## Exercise aim:
Will you output the entries below exactly, skipping every image they contain?

· · · · ·

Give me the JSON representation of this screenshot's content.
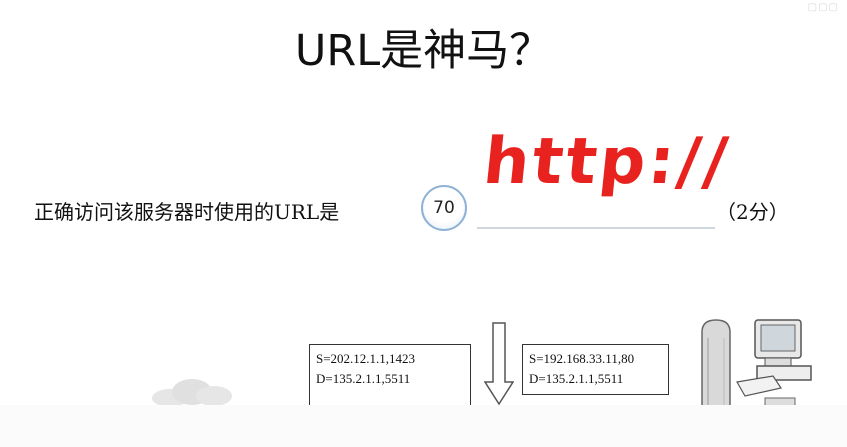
{
  "slide": {
    "title": "URL是神马？",
    "question_text": "正确访问该服务器时使用的URL是",
    "question_number": "70",
    "handwritten_answer": "http://",
    "score_text": "（2分）"
  },
  "diagram": {
    "left_packet": {
      "source": "S=202.12.1.1,1423",
      "dest": "D=135.2.1.1,5511"
    },
    "right_packet": {
      "source": "S=192.168.33.11,80",
      "dest": "D=135.2.1.1,5511"
    }
  },
  "colors": {
    "handwriting": "#e8231f",
    "circle_border": "#8fb3d6",
    "answer_line": "#cfd8de"
  },
  "icons": [
    "cloud-icon",
    "down-arrow-icon",
    "server-icon",
    "computer-icon"
  ]
}
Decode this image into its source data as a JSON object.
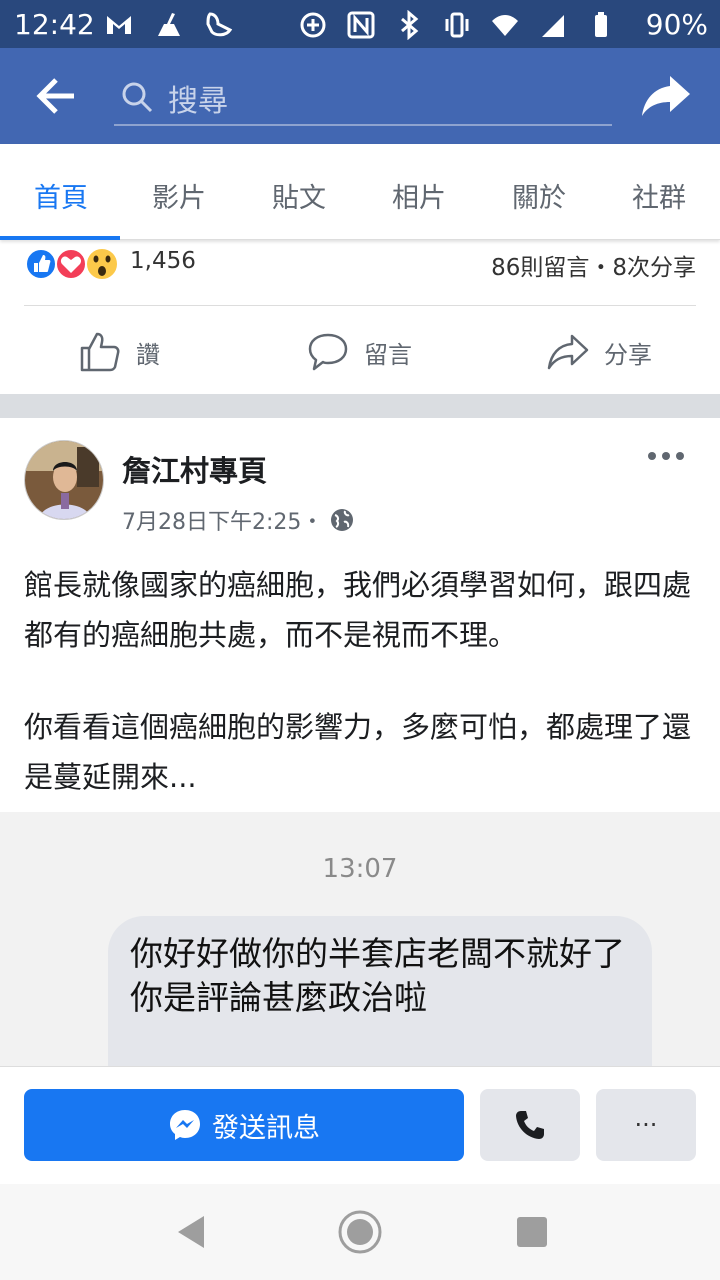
{
  "status_bar": {
    "time": "12:42",
    "battery": "90%",
    "left_icons": [
      "gmail-icon",
      "cleaner-icon",
      "pigeon-icon"
    ],
    "right_icons": [
      "add-circle-icon",
      "nfc-icon",
      "bluetooth-icon",
      "vibrate-icon",
      "wifi-icon",
      "signal-icon",
      "battery-icon"
    ]
  },
  "header": {
    "search_placeholder": "搜尋"
  },
  "tabs": [
    {
      "label": "首頁",
      "active": true
    },
    {
      "label": "影片",
      "active": false
    },
    {
      "label": "貼文",
      "active": false
    },
    {
      "label": "相片",
      "active": false
    },
    {
      "label": "關於",
      "active": false
    },
    {
      "label": "社群",
      "active": false
    }
  ],
  "reactions": {
    "icons": [
      "like-icon",
      "love-icon",
      "wow-icon"
    ],
    "count": "1,456",
    "summary": "86則留言・8次分享"
  },
  "actions": {
    "like": "讚",
    "comment": "留言",
    "share": "分享"
  },
  "post": {
    "author": "詹江村專頁",
    "time": "7月28日下午2:25・",
    "privacy_icon": "globe-icon",
    "paragraph1": "館長就像國家的癌細胞，我們必須學習如何，跟四處都有的癌細胞共處，而不是視而不理。",
    "paragraph2": "你看看這個癌細胞的影響力，多麼可怕，都處理了還是蔓延開來..."
  },
  "embedded_chat": {
    "time": "13:07",
    "message_line1": "你好好做你的半套店老闆不就好了",
    "message_line2": "你是評論甚麼政治啦"
  },
  "bottom_bar": {
    "send_label": "發送訊息",
    "more_label": "···"
  },
  "colors": {
    "header": "#4267b2",
    "status_bar": "#29487d",
    "accent": "#1877f2",
    "gray_button": "#e4e6eb"
  }
}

· · · · ·

## Solved exercise:
Give me the JSON representation of this screenshot's content.
{
  "slide": {
    "title": "URL是神马？",
    "question_text": "正确访问该服务器时使用的URL是",
    "question_number": "70",
    "handwritten_answer": "http://",
    "score_text": "（2分）"
  },
  "diagram": {
    "left_packet": {
      "source": "S=202.12.1.1,1423",
      "dest": "D=135.2.1.1,5511"
    },
    "right_packet": {
      "source": "S=192.168.33.11,80",
      "dest": "D=135.2.1.1,5511"
    }
  },
  "colors": {
    "handwriting": "#e8231f",
    "circle_border": "#8fb3d6",
    "answer_line": "#cfd8de"
  },
  "icons": [
    "cloud-icon",
    "down-arrow-icon",
    "server-icon",
    "computer-icon"
  ]
}
Decode this image into its source data as a JSON object.
{
  "status_bar": {
    "time": "12:42",
    "battery": "90%",
    "left_icons": [
      "gmail-icon",
      "cleaner-icon",
      "pigeon-icon"
    ],
    "right_icons": [
      "add-circle-icon",
      "nfc-icon",
      "bluetooth-icon",
      "vibrate-icon",
      "wifi-icon",
      "signal-icon",
      "battery-icon"
    ]
  },
  "header": {
    "search_placeholder": "搜尋"
  },
  "tabs": [
    {
      "label": "首頁",
      "active": true
    },
    {
      "label": "影片",
      "active": false
    },
    {
      "label": "貼文",
      "active": false
    },
    {
      "label": "相片",
      "active": false
    },
    {
      "label": "關於",
      "active": false
    },
    {
      "label": "社群",
      "active": false
    }
  ],
  "reactions": {
    "icons": [
      "like-icon",
      "love-icon",
      "wow-icon"
    ],
    "count": "1,456",
    "summary": "86則留言・8次分享"
  },
  "actions": {
    "like": "讚",
    "comment": "留言",
    "share": "分享"
  },
  "post": {
    "author": "詹江村專頁",
    "time": "7月28日下午2:25・",
    "privacy_icon": "globe-icon",
    "paragraph1": "館長就像國家的癌細胞，我們必須學習如何，跟四處都有的癌細胞共處，而不是視而不理。",
    "paragraph2": "你看看這個癌細胞的影響力，多麼可怕，都處理了還是蔓延開來..."
  },
  "embedded_chat": {
    "time": "13:07",
    "message_line1": "你好好做你的半套店老闆不就好了",
    "message_line2": "你是評論甚麼政治啦"
  },
  "bottom_bar": {
    "send_label": "發送訊息",
    "more_label": "···"
  },
  "colors": {
    "header": "#4267b2",
    "status_bar": "#29487d",
    "accent": "#1877f2",
    "gray_button": "#e4e6eb"
  }
}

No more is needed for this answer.